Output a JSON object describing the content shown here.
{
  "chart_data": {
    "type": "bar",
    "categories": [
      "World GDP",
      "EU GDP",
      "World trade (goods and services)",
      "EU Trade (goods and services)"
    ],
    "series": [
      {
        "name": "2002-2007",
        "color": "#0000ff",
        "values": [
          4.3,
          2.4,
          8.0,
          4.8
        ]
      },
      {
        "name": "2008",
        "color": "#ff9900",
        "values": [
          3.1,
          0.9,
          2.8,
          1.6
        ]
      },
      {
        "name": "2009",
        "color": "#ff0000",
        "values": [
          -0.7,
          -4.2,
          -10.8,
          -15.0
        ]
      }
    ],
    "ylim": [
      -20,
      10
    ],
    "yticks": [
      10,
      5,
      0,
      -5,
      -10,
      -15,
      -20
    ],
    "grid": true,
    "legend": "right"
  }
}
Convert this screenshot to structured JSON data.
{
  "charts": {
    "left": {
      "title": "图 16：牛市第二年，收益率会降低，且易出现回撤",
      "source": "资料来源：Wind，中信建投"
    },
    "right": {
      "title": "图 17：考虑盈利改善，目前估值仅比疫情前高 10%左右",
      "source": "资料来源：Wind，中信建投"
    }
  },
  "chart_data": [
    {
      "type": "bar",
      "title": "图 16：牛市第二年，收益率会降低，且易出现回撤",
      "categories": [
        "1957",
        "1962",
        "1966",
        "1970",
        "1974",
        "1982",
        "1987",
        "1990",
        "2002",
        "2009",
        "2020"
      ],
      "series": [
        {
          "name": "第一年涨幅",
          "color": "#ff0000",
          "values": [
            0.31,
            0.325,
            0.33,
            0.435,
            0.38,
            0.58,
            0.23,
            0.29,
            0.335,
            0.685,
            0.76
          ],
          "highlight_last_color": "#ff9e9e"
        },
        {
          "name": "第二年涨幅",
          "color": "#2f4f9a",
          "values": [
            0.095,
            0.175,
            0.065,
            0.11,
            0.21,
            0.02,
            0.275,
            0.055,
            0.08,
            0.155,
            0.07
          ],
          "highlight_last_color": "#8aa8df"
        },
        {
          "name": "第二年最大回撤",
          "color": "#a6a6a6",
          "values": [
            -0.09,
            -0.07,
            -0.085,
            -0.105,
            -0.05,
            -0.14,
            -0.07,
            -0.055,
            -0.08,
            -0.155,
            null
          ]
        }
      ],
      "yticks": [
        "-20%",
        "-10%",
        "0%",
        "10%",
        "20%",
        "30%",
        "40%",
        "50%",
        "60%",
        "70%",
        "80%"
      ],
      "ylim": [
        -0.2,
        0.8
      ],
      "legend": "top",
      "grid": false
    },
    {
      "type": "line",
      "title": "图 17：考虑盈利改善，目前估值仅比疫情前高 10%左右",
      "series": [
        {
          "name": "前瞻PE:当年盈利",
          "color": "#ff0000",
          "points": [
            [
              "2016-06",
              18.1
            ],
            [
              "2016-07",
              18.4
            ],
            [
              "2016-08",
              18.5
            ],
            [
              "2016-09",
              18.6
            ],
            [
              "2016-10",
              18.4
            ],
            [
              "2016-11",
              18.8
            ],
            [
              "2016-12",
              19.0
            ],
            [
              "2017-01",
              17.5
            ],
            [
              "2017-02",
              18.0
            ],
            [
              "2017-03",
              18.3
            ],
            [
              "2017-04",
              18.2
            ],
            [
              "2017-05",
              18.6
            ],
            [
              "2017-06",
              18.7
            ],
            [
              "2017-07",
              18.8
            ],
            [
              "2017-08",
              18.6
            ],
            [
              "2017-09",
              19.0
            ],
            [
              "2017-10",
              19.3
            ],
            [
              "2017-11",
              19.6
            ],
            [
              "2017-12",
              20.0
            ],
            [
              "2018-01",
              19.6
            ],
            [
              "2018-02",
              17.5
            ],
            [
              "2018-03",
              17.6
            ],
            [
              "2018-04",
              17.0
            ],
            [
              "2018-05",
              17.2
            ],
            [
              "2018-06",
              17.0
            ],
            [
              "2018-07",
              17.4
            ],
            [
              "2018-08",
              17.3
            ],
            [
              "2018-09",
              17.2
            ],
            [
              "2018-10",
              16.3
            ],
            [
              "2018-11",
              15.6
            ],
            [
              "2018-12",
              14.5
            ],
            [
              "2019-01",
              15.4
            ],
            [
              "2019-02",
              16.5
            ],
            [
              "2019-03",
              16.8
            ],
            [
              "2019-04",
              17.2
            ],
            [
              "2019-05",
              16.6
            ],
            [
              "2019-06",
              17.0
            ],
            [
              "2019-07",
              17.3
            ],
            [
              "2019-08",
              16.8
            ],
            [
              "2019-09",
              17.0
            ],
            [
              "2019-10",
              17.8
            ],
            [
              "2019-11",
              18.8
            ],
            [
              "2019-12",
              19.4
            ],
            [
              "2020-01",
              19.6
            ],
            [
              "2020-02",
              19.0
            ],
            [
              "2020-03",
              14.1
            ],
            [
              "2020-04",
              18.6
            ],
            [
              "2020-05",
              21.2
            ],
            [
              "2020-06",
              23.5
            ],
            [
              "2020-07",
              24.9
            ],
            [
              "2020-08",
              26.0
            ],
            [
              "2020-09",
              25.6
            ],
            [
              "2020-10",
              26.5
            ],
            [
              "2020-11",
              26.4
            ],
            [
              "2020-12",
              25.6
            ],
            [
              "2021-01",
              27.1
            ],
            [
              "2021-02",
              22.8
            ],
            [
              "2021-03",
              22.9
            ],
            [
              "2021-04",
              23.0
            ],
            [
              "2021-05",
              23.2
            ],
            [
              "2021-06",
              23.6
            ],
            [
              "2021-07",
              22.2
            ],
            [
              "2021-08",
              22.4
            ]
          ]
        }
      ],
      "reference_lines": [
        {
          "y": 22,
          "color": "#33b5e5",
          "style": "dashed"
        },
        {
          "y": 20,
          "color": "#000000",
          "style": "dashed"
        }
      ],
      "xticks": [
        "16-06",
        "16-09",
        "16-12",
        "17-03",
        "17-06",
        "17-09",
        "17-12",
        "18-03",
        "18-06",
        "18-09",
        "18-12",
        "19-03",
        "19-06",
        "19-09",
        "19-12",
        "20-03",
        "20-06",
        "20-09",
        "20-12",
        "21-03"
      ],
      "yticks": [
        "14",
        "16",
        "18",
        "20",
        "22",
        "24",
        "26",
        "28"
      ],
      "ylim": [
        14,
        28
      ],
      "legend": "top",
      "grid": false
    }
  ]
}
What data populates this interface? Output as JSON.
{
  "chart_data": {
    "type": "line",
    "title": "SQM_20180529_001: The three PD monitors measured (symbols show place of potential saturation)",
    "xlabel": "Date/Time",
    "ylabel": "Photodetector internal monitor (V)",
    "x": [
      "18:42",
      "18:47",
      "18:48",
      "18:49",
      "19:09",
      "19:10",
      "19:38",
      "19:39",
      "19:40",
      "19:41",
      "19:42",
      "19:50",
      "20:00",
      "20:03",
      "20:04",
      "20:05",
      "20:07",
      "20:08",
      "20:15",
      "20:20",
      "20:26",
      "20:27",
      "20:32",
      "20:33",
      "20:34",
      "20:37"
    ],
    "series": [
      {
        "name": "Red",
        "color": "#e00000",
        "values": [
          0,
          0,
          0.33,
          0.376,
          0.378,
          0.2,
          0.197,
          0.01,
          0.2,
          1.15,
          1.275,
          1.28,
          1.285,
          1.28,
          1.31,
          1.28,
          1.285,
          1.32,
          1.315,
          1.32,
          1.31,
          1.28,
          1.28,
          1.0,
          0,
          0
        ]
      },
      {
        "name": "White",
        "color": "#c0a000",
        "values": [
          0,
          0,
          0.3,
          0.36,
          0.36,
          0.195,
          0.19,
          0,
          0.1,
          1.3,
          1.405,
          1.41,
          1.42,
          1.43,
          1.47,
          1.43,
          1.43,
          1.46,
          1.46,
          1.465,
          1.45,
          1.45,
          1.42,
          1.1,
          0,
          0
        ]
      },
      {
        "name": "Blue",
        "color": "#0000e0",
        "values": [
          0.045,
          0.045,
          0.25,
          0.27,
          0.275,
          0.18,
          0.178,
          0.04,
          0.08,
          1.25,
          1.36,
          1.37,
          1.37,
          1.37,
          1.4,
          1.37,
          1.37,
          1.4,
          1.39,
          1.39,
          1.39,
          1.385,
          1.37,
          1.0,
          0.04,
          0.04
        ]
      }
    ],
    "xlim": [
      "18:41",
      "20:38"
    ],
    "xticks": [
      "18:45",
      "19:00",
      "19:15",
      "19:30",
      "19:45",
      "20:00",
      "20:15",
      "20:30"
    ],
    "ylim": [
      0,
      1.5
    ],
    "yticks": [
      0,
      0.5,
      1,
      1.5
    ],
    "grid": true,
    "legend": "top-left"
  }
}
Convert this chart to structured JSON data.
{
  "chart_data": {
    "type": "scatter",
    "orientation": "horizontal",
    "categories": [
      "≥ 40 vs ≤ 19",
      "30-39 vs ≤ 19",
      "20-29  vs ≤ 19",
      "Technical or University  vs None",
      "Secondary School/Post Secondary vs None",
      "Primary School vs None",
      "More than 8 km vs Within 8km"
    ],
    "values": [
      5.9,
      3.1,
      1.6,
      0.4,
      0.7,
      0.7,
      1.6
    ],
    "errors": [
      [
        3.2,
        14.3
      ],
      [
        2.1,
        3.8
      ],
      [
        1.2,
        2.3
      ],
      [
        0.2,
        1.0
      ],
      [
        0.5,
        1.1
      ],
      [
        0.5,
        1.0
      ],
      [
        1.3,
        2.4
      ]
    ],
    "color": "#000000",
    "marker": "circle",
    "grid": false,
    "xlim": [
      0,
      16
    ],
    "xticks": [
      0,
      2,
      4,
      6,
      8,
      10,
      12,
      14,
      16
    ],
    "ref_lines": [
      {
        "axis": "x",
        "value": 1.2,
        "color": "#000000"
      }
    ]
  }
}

→ Set task
From the data above, show each line that contains "JSON".

→ Result
Output a JSON object describing the content shown here.
Convert this screenshot to structured JSON data.
What data populates this interface? Output as JSON.
Convert this chart to structured JSON data.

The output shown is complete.